STATED GOAL.
Copy, from the entries below, each line in which the string "structured" appears.

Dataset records
######

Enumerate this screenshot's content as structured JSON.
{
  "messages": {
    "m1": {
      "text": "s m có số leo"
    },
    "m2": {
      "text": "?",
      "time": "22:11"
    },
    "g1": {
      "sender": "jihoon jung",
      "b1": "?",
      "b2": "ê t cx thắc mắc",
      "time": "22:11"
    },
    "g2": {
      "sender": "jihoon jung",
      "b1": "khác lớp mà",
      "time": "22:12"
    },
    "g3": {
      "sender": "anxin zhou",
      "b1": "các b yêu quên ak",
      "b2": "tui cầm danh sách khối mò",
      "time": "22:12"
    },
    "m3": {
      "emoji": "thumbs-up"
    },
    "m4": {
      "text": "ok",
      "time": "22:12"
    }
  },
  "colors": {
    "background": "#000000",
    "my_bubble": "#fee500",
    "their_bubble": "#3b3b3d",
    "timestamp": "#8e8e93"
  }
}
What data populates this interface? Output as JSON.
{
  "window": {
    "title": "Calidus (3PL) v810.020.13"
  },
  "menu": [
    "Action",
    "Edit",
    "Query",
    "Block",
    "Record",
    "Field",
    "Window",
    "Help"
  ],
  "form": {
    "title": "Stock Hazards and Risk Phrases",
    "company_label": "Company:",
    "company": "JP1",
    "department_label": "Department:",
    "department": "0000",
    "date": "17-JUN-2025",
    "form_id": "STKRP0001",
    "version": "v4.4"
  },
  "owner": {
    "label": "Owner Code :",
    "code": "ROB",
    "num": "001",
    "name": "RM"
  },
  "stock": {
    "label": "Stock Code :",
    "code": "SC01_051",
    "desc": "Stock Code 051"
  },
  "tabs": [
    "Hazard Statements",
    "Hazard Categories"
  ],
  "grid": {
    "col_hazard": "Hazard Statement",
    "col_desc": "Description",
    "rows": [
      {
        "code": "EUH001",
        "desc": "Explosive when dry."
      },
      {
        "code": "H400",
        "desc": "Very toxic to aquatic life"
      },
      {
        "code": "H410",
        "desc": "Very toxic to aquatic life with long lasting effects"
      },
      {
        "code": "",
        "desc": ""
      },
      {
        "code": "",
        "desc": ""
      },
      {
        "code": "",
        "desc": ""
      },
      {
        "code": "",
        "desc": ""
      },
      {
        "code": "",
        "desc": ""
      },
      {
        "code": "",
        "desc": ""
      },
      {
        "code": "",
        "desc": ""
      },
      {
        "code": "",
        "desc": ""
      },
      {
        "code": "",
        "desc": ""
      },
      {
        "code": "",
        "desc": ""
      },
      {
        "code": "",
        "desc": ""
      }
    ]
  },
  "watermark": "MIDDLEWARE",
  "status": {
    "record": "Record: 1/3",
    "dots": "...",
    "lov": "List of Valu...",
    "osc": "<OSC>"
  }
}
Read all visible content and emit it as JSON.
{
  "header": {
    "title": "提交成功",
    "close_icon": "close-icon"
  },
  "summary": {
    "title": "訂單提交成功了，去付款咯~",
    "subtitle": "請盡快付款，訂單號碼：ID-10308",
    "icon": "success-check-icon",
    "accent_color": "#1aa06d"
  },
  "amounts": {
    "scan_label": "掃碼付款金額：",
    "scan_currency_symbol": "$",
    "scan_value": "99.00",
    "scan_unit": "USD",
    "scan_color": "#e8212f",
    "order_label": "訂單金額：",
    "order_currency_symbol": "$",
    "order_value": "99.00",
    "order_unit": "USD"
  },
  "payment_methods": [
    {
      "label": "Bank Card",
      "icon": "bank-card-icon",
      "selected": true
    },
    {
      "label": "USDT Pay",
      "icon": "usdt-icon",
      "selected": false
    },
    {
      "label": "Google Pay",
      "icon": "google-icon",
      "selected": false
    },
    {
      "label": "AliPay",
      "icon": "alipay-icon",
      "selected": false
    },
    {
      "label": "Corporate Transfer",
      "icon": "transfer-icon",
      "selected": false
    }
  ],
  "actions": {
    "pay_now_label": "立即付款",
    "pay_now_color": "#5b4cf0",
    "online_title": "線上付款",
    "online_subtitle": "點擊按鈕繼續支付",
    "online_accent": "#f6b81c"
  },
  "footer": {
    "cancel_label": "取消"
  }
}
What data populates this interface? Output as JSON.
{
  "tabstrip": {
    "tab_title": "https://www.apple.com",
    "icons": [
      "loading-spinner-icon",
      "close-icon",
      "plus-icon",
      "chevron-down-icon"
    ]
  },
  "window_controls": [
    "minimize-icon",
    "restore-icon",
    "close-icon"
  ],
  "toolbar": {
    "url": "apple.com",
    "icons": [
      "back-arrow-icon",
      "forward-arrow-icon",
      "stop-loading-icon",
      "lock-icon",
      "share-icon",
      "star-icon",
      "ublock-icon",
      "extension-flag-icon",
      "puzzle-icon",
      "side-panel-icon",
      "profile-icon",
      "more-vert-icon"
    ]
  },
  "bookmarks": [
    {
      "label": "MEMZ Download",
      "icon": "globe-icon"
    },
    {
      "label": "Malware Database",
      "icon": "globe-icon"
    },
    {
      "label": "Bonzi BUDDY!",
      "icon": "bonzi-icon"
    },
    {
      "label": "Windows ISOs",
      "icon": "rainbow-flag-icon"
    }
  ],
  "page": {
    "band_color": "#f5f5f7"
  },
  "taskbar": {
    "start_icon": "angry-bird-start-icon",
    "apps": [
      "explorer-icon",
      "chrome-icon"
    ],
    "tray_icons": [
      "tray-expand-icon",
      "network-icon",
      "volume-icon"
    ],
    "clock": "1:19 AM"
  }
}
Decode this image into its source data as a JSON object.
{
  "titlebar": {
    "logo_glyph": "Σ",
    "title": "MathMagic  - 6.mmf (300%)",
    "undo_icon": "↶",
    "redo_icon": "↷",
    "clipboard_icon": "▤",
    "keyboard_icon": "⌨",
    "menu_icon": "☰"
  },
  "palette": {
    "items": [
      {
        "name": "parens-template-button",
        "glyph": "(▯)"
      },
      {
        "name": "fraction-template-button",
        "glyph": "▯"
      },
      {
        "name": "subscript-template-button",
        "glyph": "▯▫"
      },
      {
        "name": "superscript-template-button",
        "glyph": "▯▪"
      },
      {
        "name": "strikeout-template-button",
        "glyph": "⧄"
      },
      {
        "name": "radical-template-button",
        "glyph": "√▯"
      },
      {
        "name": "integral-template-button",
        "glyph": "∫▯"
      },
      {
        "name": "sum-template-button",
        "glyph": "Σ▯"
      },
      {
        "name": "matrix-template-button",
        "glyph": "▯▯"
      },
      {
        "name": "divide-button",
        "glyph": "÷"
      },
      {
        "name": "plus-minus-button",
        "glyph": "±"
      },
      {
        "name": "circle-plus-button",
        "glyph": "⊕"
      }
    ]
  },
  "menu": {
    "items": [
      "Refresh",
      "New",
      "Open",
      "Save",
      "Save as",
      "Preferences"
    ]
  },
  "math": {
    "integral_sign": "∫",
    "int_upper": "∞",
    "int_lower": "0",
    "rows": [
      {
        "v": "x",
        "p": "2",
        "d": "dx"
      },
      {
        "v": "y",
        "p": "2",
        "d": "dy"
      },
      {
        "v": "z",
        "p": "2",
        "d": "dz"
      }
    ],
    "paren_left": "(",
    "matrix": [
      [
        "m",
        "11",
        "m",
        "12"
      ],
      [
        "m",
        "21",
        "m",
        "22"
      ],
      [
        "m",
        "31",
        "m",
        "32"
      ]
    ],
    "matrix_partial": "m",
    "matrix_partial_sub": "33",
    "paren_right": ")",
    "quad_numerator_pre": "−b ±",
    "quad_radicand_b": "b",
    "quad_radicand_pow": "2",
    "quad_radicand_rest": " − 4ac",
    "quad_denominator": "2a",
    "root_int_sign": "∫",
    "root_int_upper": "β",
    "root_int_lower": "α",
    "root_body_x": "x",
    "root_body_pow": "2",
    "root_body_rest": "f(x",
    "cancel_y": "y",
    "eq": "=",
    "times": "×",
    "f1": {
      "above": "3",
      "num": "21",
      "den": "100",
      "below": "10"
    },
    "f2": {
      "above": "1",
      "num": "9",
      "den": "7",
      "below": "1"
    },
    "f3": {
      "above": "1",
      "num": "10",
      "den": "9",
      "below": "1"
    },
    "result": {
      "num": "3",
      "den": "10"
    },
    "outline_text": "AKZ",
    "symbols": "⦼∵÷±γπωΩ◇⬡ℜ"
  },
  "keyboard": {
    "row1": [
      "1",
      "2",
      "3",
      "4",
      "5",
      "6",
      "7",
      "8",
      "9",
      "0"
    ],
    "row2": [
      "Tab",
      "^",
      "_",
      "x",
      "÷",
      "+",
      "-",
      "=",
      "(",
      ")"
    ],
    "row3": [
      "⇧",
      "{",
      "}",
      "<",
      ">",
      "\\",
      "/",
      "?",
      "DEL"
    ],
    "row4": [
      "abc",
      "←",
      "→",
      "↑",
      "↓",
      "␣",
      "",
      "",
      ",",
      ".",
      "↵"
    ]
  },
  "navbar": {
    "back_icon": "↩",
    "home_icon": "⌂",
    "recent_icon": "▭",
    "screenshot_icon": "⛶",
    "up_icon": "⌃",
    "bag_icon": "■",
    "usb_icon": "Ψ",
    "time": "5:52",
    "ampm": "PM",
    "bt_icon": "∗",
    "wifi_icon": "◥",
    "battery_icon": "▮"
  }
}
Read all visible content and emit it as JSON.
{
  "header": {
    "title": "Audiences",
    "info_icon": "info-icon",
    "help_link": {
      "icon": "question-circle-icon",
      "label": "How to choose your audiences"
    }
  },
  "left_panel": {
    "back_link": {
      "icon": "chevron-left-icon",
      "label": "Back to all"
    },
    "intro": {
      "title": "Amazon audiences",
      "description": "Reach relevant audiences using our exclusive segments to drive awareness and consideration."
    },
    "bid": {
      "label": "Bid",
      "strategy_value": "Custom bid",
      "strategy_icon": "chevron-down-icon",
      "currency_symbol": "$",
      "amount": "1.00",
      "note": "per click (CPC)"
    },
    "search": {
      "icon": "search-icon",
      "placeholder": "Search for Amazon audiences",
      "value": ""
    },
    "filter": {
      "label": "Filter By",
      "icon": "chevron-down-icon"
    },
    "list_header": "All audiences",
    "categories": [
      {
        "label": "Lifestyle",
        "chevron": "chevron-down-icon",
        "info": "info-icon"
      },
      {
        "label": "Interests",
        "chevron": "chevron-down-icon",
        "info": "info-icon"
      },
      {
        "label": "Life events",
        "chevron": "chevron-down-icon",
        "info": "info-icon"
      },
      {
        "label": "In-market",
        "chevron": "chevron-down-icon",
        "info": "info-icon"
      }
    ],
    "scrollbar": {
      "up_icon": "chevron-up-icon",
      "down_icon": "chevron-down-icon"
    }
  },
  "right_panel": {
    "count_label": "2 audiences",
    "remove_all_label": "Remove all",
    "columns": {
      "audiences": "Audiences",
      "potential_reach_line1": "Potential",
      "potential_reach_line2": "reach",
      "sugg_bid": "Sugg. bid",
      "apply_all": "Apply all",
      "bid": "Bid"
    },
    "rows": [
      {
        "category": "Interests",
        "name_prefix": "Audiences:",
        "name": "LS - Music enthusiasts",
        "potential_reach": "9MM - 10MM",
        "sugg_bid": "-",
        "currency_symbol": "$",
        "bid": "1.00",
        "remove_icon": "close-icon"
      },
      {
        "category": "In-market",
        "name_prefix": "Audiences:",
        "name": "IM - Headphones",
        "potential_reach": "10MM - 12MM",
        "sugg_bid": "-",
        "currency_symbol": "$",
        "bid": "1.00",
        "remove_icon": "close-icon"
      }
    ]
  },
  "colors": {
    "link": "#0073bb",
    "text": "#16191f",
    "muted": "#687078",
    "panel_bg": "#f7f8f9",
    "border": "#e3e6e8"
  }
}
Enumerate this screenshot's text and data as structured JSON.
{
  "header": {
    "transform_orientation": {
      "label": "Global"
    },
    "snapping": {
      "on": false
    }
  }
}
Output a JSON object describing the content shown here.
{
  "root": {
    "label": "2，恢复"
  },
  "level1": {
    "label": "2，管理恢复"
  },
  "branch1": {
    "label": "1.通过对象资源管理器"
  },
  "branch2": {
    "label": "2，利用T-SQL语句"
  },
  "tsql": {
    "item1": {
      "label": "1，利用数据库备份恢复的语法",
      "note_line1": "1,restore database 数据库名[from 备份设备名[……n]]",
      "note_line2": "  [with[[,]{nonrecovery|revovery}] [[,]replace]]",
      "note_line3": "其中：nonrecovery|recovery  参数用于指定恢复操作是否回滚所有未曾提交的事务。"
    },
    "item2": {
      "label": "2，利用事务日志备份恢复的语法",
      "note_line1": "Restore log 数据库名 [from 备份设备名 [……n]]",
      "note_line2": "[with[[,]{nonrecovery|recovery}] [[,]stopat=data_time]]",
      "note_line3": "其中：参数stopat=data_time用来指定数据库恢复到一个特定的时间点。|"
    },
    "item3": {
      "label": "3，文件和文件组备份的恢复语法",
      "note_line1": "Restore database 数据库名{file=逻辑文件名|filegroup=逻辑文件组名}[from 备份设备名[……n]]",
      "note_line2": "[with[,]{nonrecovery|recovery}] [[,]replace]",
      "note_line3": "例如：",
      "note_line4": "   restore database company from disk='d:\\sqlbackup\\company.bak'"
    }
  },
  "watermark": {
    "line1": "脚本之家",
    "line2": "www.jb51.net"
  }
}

######

THE COMPLETED TASK.
Enumerate this screenshot's content as structured JSON.
Enumerate this screenshot's text and data as structured JSON.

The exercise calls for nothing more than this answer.